To do → Select and reproduce each line of the listing below that bears the string "your".

Data for processing →
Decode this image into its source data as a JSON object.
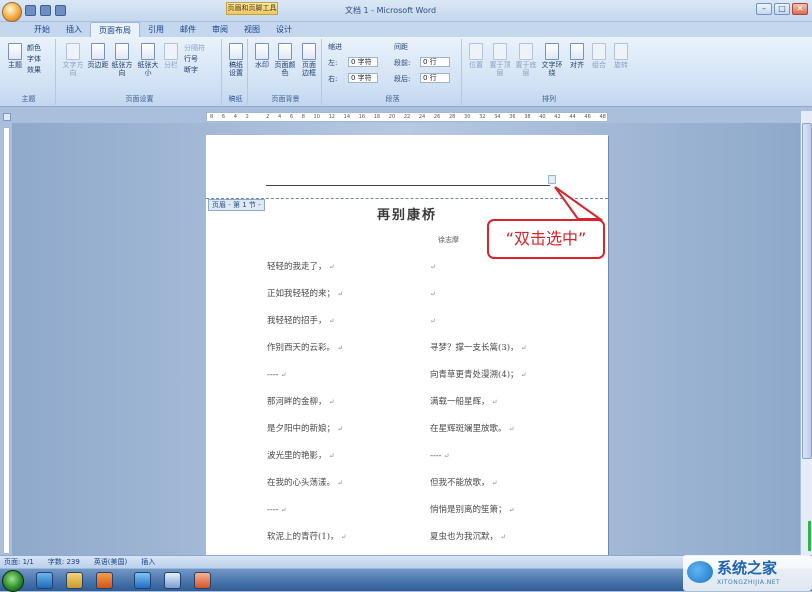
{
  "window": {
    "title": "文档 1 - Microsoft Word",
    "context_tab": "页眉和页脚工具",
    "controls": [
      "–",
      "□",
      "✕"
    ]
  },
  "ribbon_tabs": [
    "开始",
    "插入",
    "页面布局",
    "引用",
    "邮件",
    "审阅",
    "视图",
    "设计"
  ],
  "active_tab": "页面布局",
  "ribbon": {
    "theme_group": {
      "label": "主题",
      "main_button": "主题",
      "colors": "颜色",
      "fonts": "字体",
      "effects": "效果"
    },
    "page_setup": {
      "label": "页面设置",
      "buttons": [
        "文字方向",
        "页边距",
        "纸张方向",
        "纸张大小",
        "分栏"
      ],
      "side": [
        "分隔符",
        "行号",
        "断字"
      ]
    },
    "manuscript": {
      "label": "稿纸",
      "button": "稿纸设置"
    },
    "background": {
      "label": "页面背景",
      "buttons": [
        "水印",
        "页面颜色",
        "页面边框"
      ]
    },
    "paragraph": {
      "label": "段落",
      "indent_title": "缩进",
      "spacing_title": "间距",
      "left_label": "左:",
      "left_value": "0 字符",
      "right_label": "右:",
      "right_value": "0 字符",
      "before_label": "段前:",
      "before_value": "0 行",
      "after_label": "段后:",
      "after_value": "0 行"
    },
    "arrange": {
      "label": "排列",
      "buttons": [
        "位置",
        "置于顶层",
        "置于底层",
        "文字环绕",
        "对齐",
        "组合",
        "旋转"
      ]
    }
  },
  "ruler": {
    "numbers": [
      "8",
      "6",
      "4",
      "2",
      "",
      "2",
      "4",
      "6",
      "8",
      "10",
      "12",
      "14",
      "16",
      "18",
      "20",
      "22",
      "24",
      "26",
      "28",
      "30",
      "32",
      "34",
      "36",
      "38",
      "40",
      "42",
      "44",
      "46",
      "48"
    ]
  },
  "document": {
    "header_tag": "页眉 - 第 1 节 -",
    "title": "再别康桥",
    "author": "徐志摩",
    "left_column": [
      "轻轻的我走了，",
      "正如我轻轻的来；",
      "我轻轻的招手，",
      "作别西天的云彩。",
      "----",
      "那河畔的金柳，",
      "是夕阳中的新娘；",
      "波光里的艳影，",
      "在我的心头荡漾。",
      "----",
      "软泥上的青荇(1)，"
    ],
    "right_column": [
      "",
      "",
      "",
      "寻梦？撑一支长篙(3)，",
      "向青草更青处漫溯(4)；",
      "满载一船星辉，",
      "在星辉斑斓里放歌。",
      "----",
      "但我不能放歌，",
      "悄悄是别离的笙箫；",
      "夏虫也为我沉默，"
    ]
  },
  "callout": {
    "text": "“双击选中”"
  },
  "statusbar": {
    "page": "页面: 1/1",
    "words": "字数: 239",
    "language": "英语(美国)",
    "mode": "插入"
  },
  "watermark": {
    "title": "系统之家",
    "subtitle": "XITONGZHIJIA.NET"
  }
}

--

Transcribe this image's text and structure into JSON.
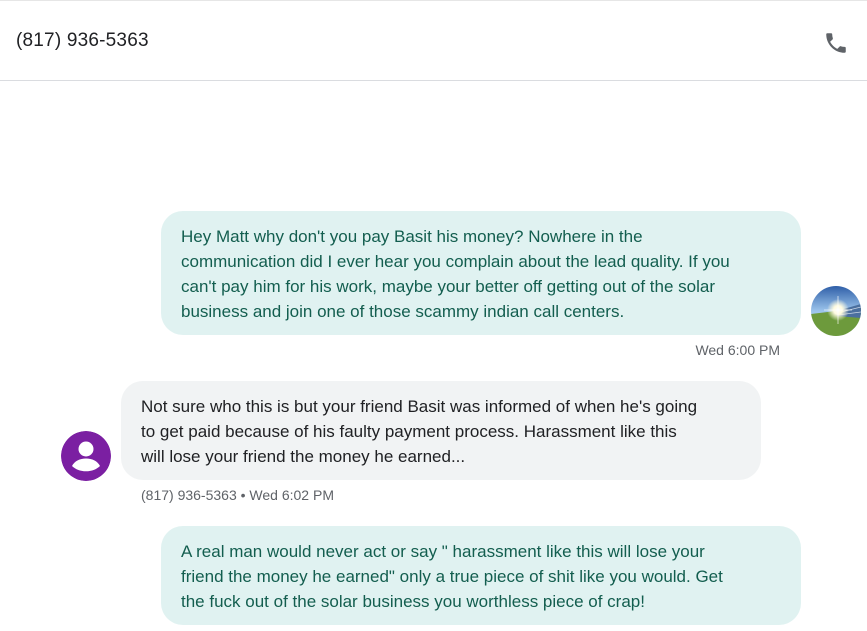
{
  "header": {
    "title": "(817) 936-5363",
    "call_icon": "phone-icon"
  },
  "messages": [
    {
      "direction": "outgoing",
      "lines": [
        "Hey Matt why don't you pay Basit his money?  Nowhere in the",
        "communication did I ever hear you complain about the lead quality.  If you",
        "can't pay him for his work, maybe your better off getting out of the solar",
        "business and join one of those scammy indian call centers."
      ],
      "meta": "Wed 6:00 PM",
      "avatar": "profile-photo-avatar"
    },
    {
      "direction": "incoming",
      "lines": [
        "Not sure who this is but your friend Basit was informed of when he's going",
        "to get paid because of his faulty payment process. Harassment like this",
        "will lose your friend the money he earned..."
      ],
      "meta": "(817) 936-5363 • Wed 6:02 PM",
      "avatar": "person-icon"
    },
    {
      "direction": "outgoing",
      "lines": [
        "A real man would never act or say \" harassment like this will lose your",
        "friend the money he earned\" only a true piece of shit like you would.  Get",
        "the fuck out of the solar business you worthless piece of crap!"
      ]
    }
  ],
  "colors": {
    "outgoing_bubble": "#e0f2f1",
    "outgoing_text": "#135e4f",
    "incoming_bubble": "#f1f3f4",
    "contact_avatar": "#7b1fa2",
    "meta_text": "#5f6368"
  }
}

* * *

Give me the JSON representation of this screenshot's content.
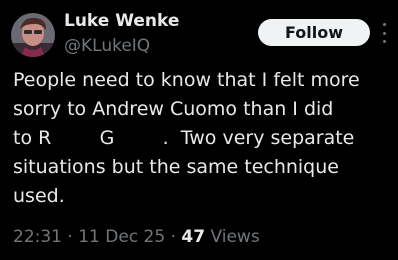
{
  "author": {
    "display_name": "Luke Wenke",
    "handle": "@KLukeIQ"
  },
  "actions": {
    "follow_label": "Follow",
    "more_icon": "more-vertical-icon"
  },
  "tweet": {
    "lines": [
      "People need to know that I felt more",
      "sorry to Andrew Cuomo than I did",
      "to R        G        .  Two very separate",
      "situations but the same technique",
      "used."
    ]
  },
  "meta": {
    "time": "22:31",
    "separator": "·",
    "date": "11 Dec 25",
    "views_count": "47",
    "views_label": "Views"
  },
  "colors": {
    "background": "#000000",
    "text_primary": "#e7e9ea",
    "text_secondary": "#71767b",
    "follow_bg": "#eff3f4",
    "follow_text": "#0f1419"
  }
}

Reply to the task →
        "can't pay him for his work, maybe your better off getting out of the solar",
        "Not sure who this is but your friend Basit was informed of when he's going",
        "will lose your friend the money he earned..."
        "A real man would never act or say \" harassment like this will lose your",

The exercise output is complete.